↓

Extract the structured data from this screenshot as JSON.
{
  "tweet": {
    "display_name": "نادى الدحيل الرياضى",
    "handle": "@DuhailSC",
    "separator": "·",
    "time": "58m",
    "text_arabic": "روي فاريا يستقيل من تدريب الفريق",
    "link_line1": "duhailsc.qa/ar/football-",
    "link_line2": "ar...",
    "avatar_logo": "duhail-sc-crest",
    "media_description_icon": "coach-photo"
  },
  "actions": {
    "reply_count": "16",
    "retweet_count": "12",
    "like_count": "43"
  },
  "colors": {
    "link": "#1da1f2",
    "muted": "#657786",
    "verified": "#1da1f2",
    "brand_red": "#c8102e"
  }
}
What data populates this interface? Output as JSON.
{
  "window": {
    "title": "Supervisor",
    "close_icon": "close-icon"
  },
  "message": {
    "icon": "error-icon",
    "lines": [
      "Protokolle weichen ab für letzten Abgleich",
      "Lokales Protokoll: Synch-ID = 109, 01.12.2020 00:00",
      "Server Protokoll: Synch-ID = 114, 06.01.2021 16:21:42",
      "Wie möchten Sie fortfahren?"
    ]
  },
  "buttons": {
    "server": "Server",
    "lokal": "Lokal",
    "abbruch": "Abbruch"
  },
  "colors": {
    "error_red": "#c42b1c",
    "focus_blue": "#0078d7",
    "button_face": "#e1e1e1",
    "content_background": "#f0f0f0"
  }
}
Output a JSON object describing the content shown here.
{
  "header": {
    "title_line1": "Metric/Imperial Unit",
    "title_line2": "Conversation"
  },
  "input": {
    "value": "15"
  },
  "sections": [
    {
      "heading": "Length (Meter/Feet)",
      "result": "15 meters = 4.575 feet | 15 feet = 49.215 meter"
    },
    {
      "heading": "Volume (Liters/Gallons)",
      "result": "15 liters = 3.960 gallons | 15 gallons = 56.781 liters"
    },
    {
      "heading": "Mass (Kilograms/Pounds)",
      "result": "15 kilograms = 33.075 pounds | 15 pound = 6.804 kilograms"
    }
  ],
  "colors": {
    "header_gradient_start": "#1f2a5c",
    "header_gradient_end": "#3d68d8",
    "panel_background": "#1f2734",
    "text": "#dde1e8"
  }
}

↑

What to do
Write out the data again, exactly and in full.

Solution
Extract the structured data from this screenshot as JSON.
{
  "tweet": {
    "display_name": "نادى الدحيل الرياضى",
    "handle": "@DuhailSC",
    "separator": "·",
    "time": "58m",
    "text_arabic": "روي فاريا يستقيل من تدريب الفريق",
    "link_line1": "duhailsc.qa/ar/football-",
    "link_line2": "ar...",
    "avatar_logo": "duhail-sc-crest",
    "media_description_icon": "coach-photo"
  },
  "actions": {
    "reply_count": "16",
    "retweet_count": "12",
    "like_count": "43"
  },
  "colors": {
    "link": "#1da1f2",
    "muted": "#657786",
    "verified": "#1da1f2",
    "brand_red": "#c8102e"
  }
}
What data populates this interface? Output as JSON.
{
  "window": {
    "title": "Supervisor",
    "close_icon": "close-icon"
  },
  "message": {
    "icon": "error-icon",
    "lines": [
      "Protokolle weichen ab für letzten Abgleich",
      "Lokales Protokoll: Synch-ID = 109, 01.12.2020 00:00",
      "Server Protokoll: Synch-ID = 114, 06.01.2021 16:21:42",
      "Wie möchten Sie fortfahren?"
    ]
  },
  "buttons": {
    "server": "Server",
    "lokal": "Lokal",
    "abbruch": "Abbruch"
  },
  "colors": {
    "error_red": "#c42b1c",
    "focus_blue": "#0078d7",
    "button_face": "#e1e1e1",
    "content_background": "#f0f0f0"
  }
}
Output a JSON object describing the content shown here.
{
  "header": {
    "title_line1": "Metric/Imperial Unit",
    "title_line2": "Conversation"
  },
  "input": {
    "value": "15"
  },
  "sections": [
    {
      "heading": "Length (Meter/Feet)",
      "result": "15 meters = 4.575 feet | 15 feet = 49.215 meter"
    },
    {
      "heading": "Volume (Liters/Gallons)",
      "result": "15 liters = 3.960 gallons | 15 gallons = 56.781 liters"
    },
    {
      "heading": "Mass (Kilograms/Pounds)",
      "result": "15 kilograms = 33.075 pounds | 15 pound = 6.804 kilograms"
    }
  ],
  "colors": {
    "header_gradient_start": "#1f2a5c",
    "header_gradient_end": "#3d68d8",
    "panel_background": "#1f2734",
    "text": "#dde1e8"
  }
}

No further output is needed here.